_Exercise prompt_: Where the line holding "Convert this document image to plain text." appears, start copying, and continue exactly through the last line of the listing, skipping pictures.

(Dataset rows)
______

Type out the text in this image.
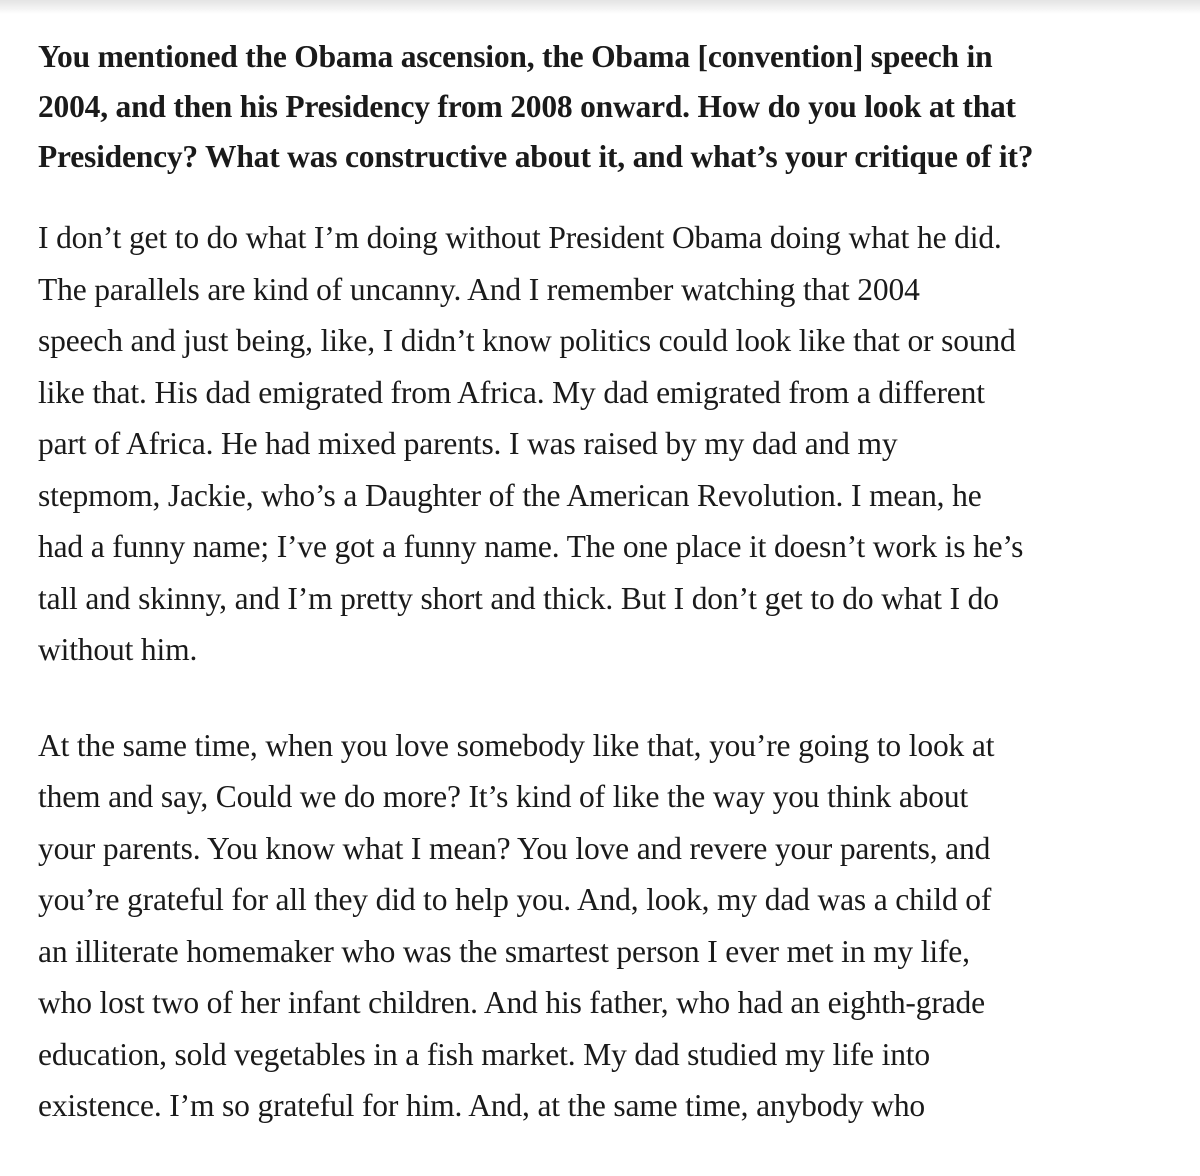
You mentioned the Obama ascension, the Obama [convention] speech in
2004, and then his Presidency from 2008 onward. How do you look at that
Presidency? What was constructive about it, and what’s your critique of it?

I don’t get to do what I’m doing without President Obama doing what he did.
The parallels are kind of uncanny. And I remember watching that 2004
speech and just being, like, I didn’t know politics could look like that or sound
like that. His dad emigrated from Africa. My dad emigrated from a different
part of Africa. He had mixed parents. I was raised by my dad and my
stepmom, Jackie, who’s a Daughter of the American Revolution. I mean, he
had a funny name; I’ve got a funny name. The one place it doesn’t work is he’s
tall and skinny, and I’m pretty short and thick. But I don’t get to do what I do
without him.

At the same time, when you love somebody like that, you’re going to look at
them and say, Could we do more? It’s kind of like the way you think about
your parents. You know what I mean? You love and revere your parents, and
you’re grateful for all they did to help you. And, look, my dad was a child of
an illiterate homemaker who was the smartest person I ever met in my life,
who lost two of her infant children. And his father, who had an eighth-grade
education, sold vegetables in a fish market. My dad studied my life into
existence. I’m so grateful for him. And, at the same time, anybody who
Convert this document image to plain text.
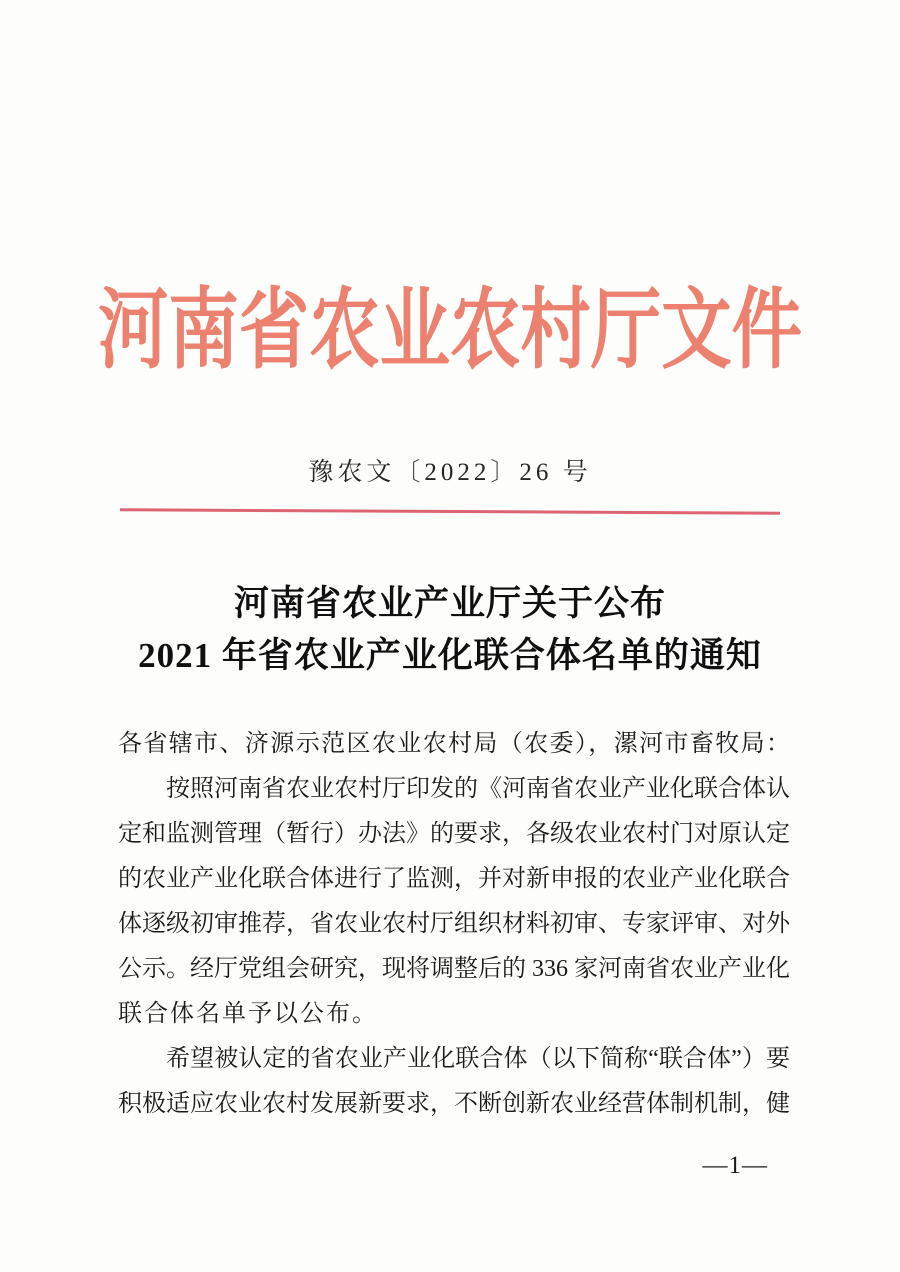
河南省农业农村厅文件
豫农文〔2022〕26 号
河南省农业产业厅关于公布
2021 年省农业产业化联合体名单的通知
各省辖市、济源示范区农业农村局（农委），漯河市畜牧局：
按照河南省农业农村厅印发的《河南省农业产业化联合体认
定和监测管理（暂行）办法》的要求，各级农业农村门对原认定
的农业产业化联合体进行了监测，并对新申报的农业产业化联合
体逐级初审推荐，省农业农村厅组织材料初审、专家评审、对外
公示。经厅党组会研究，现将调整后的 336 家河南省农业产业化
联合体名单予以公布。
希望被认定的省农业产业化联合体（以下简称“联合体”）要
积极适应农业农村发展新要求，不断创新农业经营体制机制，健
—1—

______

_Solved problem_:
Convert this document image to plain text.
河南省农业农村厅文件
豫农文〔2022〕26 号
河南省农业产业厅关于公布
2021 年省农业产业化联合体名单的通知
各省辖市、济源示范区农业农村局（农委），漯河市畜牧局：
按照河南省农业农村厅印发的《河南省农业产业化联合体认
定和监测管理（暂行）办法》的要求，各级农业农村门对原认定
的农业产业化联合体进行了监测，并对新申报的农业产业化联合
体逐级初审推荐，省农业农村厅组织材料初审、专家评审、对外
公示。经厅党组会研究，现将调整后的 336 家河南省农业产业化
联合体名单予以公布。
希望被认定的省农业产业化联合体（以下简称“联合体”）要
积极适应农业农村发展新要求，不断创新农业经营体制机制，健
—1—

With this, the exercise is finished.